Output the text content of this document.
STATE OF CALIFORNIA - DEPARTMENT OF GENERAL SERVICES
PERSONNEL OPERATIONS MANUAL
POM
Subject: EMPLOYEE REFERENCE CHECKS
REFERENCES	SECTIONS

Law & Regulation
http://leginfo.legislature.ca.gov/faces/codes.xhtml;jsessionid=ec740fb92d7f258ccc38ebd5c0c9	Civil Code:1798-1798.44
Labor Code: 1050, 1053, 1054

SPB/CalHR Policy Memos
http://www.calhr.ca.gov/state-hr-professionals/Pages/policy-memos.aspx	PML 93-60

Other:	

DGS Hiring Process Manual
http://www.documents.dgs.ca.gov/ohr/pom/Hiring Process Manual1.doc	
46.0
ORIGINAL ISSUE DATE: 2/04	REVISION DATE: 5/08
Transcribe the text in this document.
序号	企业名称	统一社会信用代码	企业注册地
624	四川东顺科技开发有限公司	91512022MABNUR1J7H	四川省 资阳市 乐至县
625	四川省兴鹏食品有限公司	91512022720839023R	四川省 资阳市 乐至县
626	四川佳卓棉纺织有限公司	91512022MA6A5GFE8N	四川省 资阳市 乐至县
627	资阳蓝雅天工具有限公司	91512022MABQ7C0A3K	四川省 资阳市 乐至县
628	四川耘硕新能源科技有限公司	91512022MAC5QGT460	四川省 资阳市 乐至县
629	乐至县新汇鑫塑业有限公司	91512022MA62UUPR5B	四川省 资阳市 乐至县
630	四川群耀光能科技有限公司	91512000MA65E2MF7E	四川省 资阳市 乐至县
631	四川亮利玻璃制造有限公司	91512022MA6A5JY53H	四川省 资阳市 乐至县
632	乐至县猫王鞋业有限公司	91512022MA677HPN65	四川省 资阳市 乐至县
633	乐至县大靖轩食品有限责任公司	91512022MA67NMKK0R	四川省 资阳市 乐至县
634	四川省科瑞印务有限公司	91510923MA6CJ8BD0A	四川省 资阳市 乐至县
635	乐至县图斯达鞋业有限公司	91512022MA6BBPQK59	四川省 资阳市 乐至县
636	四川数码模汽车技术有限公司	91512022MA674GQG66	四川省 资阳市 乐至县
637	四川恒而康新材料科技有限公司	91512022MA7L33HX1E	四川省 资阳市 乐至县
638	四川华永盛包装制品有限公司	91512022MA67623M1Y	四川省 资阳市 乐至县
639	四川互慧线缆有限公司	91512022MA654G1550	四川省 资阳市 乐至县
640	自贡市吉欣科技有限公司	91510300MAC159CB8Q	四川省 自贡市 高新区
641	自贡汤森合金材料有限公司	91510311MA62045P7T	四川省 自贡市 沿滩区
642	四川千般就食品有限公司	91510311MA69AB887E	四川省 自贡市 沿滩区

* * *

From the listing above, pick out every line containing "text".

Output the text content of this document.
Transcribe the text in this document.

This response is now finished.